── MATERIAL FOR THIS TASK
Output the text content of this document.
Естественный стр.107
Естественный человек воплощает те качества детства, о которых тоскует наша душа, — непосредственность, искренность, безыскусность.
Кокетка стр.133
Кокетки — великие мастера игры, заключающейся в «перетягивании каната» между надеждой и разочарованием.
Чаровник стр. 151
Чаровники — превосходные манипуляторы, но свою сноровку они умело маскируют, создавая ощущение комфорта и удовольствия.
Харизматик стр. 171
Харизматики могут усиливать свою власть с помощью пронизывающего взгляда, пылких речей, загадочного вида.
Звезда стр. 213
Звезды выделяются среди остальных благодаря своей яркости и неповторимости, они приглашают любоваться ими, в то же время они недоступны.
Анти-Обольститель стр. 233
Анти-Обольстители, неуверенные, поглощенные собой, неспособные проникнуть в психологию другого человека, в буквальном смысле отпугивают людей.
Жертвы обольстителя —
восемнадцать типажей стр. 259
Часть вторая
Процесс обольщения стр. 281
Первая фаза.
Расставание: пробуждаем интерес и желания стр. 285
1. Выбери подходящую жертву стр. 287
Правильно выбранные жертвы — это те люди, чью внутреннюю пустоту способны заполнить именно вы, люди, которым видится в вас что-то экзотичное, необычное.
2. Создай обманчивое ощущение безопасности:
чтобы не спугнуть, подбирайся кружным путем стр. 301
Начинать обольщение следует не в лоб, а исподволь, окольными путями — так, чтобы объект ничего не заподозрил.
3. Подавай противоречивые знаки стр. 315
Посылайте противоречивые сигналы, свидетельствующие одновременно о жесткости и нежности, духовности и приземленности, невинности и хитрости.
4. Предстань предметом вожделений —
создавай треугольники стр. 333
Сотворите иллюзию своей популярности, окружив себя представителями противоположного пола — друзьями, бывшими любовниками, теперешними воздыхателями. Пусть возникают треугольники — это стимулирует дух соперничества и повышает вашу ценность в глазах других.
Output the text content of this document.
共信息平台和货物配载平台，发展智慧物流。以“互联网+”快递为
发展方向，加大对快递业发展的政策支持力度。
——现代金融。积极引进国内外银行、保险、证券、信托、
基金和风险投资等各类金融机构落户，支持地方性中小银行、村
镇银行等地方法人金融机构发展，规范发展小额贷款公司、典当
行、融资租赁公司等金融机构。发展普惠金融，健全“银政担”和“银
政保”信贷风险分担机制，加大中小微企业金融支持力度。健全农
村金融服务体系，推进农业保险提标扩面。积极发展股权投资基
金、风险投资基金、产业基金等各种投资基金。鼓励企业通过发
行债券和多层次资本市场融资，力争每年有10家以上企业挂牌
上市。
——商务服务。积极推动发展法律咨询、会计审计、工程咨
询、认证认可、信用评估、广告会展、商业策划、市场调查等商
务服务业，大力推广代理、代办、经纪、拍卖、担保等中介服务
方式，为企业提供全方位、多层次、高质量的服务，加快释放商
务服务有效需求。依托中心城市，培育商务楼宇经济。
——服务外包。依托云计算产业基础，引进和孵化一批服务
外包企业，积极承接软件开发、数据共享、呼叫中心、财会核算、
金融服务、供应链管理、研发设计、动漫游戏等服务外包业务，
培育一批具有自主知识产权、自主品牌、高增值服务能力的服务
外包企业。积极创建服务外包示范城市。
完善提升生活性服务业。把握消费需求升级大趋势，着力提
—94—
────
PROBLEM: Check every line of the data, and copy the ones that contain "Анти".

THE ANSWER:
Анти-Обольститель стр. 233
Анти-Обольстители, неуверенные, поглощенные собой, неспособные проникнуть в психологию другого человека, в буквальном смысле отпугивают людей.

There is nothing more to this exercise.